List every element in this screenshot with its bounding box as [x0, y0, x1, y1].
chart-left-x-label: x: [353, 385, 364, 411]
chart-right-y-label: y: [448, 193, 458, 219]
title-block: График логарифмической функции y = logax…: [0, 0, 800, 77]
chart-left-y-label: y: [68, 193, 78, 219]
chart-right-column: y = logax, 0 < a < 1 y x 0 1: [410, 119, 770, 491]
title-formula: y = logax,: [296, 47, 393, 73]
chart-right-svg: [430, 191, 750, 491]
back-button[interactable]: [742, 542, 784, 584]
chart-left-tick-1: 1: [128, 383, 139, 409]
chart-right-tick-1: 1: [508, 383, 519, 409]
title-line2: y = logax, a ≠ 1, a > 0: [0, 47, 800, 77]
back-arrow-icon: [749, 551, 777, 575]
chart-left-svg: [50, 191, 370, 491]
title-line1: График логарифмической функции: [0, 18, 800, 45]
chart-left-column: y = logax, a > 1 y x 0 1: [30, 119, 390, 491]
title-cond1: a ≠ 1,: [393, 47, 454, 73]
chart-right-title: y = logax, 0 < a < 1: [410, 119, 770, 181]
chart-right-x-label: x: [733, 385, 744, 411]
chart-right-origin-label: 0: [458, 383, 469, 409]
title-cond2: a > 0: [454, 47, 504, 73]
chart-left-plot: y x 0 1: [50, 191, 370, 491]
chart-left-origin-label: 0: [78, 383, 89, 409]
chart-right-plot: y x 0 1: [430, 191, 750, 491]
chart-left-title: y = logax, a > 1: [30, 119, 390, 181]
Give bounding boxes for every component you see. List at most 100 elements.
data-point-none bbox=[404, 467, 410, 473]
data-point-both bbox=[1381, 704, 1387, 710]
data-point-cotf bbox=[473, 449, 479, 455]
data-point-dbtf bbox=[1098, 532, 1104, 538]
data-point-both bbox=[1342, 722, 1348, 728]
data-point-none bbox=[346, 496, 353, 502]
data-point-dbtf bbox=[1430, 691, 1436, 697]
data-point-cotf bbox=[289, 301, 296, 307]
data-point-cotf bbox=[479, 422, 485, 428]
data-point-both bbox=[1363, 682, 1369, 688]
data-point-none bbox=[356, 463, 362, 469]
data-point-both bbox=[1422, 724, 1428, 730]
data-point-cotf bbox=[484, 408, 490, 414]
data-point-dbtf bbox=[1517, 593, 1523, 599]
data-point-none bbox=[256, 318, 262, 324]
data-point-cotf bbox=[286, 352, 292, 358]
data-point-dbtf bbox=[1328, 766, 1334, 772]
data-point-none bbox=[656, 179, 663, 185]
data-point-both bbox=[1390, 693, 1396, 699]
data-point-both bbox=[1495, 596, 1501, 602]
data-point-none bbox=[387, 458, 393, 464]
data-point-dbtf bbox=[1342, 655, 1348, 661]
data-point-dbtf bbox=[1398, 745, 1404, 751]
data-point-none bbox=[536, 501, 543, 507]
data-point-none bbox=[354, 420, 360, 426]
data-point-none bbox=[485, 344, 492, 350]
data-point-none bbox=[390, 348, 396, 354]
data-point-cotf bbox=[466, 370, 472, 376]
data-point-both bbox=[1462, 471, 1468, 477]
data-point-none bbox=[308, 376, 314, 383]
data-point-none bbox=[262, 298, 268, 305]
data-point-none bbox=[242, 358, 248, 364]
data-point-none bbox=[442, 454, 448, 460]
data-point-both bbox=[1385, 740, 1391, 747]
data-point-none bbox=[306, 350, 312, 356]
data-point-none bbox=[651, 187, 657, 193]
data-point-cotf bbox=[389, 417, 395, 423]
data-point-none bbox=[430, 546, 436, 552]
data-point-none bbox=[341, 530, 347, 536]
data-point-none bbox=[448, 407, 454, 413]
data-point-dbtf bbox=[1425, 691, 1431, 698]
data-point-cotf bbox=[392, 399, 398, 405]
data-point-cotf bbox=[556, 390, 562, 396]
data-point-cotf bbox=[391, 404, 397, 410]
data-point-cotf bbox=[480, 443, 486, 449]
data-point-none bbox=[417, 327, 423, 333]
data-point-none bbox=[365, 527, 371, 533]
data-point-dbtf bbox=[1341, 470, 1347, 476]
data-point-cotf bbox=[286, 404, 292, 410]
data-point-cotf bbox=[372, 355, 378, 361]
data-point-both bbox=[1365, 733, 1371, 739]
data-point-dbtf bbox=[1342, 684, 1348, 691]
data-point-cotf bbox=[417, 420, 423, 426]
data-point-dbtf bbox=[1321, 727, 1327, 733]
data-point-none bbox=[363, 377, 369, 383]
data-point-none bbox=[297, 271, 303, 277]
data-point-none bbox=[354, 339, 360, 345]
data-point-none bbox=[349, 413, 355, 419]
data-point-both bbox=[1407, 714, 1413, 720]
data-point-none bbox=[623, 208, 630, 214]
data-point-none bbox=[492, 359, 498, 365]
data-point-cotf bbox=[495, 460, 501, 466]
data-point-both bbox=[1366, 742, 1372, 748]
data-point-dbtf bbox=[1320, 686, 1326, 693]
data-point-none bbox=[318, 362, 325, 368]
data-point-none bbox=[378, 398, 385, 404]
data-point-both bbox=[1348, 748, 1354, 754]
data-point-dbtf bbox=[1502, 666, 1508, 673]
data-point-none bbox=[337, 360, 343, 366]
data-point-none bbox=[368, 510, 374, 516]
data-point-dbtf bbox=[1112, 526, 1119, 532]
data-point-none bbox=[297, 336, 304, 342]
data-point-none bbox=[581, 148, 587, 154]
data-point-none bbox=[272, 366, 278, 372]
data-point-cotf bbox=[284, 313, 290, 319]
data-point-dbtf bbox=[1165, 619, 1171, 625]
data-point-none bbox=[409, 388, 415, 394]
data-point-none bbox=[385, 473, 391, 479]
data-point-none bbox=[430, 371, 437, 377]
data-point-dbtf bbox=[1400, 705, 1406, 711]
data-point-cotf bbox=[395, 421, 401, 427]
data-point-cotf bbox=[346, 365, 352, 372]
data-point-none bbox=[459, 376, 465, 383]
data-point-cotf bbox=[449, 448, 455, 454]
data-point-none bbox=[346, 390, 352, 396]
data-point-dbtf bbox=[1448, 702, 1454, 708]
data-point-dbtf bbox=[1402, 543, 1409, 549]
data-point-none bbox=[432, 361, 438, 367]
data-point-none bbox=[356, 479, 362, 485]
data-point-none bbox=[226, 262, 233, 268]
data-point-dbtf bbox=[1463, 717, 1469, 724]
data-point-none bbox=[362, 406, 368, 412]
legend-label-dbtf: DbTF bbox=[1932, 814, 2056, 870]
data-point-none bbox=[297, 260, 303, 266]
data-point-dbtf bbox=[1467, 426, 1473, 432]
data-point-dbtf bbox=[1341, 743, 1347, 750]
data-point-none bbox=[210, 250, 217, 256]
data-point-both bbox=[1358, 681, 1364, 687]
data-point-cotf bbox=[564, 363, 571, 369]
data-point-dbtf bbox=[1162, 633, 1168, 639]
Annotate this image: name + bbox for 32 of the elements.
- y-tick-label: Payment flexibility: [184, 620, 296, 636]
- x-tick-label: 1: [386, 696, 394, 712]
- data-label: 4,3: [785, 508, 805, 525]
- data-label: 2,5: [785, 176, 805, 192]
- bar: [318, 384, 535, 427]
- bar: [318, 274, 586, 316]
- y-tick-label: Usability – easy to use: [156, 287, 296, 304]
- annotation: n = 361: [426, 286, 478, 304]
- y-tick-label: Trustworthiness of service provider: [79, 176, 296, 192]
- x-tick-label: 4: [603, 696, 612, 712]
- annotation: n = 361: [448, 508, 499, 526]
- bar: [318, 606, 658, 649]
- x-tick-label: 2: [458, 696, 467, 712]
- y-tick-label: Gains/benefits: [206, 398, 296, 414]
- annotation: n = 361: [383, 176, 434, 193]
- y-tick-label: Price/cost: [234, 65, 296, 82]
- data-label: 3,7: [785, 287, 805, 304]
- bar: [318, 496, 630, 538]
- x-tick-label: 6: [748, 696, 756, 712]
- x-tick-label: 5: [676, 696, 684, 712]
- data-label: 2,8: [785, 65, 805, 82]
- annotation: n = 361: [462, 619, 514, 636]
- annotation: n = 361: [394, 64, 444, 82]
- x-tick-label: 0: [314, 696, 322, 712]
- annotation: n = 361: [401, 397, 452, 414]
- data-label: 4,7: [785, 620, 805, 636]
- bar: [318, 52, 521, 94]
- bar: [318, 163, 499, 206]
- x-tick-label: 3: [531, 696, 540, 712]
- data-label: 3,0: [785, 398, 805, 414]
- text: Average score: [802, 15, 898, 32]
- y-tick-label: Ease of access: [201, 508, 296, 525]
☆ ☆ ☆ ☆
=== Requirements ===
Extract the stretch of the material from the start through the line containing "data-point-both bbox=[1422, 724, 1428, 730]", and repeat those lines exactly as they appear.

=== Task result ===
List every element in this screenshot with its bounding box as [x0, y0, x1, y1].
chart-left-x-label: x: [353, 385, 364, 411]
chart-right-y-label: y: [448, 193, 458, 219]
title-block: График логарифмической функции y = logax…: [0, 0, 800, 77]
chart-left-y-label: y: [68, 193, 78, 219]
chart-right-column: y = logax, 0 < a < 1 y x 0 1: [410, 119, 770, 491]
title-formula: y = logax,: [296, 47, 393, 73]
chart-right-svg: [430, 191, 750, 491]
back-button[interactable]: [742, 542, 784, 584]
chart-left-tick-1: 1: [128, 383, 139, 409]
chart-right-tick-1: 1: [508, 383, 519, 409]
title-line2: y = logax, a ≠ 1, a > 0: [0, 47, 800, 77]
back-arrow-icon: [749, 551, 777, 575]
chart-left-svg: [50, 191, 370, 491]
title-line1: График логарифмической функции: [0, 18, 800, 45]
chart-left-column: y = logax, a > 1 y x 0 1: [30, 119, 390, 491]
title-cond1: a ≠ 1,: [393, 47, 454, 73]
chart-right-title: y = logax, 0 < a < 1: [410, 119, 770, 181]
chart-right-x-label: x: [733, 385, 744, 411]
chart-right-origin-label: 0: [458, 383, 469, 409]
title-cond2: a > 0: [454, 47, 504, 73]
chart-left-plot: y x 0 1: [50, 191, 370, 491]
chart-left-origin-label: 0: [78, 383, 89, 409]
chart-right-plot: y x 0 1: [430, 191, 750, 491]
chart-left-title: y = logax, a > 1: [30, 119, 390, 181]
Give bounding boxes for every component you see. List at most 100 elements.
data-point-none bbox=[404, 467, 410, 473]
data-point-both bbox=[1381, 704, 1387, 710]
data-point-cotf bbox=[473, 449, 479, 455]
data-point-dbtf bbox=[1098, 532, 1104, 538]
data-point-both bbox=[1342, 722, 1348, 728]
data-point-none bbox=[346, 496, 353, 502]
data-point-dbtf bbox=[1430, 691, 1436, 697]
data-point-cotf bbox=[289, 301, 296, 307]
data-point-cotf bbox=[479, 422, 485, 428]
data-point-both bbox=[1363, 682, 1369, 688]
data-point-none bbox=[356, 463, 362, 469]
data-point-both bbox=[1422, 724, 1428, 730]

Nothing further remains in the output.